• [Extracted data]
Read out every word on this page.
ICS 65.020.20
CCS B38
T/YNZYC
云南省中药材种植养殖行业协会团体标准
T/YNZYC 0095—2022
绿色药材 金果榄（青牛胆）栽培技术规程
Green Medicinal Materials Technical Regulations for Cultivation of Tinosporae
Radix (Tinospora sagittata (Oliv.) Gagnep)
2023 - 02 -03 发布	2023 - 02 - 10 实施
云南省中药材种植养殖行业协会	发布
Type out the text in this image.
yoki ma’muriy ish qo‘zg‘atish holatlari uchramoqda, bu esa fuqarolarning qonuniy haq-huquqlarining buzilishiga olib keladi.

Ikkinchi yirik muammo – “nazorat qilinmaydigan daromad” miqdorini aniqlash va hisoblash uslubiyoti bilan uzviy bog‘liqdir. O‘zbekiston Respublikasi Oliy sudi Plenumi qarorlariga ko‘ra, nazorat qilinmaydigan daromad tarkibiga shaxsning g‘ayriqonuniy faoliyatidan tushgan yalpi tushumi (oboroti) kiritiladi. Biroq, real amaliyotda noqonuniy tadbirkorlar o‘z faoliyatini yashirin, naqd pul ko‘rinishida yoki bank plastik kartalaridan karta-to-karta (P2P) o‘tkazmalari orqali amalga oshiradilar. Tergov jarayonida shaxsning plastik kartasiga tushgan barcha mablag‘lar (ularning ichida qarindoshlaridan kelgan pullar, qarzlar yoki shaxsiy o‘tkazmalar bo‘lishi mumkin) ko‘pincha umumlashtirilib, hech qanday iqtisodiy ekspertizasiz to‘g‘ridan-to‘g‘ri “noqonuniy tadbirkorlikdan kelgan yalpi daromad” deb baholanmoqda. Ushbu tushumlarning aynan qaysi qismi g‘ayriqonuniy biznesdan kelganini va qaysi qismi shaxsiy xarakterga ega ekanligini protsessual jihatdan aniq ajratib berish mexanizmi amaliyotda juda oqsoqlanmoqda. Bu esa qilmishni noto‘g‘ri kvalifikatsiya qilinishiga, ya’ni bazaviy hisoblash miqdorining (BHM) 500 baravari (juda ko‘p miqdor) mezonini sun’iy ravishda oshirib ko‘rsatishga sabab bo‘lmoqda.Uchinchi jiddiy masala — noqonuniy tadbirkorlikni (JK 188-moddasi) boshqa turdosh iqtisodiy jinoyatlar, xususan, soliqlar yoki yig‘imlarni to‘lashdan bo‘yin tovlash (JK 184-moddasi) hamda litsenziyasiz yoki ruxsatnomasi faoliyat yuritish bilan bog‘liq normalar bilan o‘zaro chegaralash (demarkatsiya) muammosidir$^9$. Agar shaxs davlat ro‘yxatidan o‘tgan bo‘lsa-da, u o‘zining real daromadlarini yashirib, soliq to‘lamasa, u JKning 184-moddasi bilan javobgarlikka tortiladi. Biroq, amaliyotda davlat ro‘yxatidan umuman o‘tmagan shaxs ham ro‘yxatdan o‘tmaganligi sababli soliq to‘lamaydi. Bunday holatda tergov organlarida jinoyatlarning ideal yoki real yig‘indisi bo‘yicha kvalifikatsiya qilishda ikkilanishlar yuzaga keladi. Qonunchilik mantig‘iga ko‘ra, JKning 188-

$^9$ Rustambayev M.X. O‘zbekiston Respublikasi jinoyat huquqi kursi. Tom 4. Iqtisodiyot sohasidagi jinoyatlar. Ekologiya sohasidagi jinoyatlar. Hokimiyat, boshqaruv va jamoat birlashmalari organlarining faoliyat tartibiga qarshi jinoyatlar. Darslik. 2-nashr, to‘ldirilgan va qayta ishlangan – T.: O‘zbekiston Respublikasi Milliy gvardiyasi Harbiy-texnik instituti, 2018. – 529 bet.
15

...

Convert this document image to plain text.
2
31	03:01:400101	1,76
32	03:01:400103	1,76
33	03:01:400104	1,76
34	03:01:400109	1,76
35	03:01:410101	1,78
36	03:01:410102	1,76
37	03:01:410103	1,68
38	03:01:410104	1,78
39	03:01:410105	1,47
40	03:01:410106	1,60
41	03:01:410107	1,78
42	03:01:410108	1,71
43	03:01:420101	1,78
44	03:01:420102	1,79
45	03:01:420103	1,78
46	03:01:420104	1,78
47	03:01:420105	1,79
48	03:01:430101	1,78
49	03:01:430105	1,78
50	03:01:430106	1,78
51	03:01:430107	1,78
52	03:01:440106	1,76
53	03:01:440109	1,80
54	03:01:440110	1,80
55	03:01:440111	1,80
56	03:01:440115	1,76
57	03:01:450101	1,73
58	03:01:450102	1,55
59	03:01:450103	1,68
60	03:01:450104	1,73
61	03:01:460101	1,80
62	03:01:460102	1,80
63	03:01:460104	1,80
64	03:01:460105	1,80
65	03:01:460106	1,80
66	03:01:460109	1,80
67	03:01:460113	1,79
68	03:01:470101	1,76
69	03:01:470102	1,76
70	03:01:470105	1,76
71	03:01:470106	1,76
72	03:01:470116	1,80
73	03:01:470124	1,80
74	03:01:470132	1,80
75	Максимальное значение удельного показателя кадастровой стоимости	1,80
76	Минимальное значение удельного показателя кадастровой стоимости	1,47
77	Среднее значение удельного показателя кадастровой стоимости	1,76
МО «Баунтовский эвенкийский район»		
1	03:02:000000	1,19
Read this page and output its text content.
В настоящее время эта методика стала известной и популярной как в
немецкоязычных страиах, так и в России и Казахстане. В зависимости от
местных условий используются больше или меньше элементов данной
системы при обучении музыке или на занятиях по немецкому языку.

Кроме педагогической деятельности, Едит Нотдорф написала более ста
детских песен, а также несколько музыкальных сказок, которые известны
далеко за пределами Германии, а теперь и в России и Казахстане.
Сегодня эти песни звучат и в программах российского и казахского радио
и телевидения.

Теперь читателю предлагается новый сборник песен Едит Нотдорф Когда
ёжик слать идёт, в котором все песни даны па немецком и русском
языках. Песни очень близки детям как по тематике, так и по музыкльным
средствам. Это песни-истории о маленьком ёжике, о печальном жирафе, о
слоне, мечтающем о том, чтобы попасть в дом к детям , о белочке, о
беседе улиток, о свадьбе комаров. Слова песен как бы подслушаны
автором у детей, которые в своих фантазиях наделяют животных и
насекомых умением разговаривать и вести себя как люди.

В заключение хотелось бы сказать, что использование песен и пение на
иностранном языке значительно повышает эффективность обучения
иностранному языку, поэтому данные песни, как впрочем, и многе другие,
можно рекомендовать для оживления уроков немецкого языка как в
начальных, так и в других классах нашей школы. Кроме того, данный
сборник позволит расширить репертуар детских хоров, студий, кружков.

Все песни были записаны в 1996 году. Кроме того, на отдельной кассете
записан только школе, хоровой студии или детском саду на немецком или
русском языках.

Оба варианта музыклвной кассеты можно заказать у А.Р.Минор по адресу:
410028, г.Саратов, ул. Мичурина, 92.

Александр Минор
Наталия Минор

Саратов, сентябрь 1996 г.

• [What is asked]
Copy out every line from the records that has the word "значение".

• [Output of the task]
75	Максимальное значение удельного показателя кадастровой стоимости	1,80
76	Минимальное значение удельного показателя кадастровой стоимости	1,47
77	Среднее значение удельного показателя кадастровой стоимости	1,76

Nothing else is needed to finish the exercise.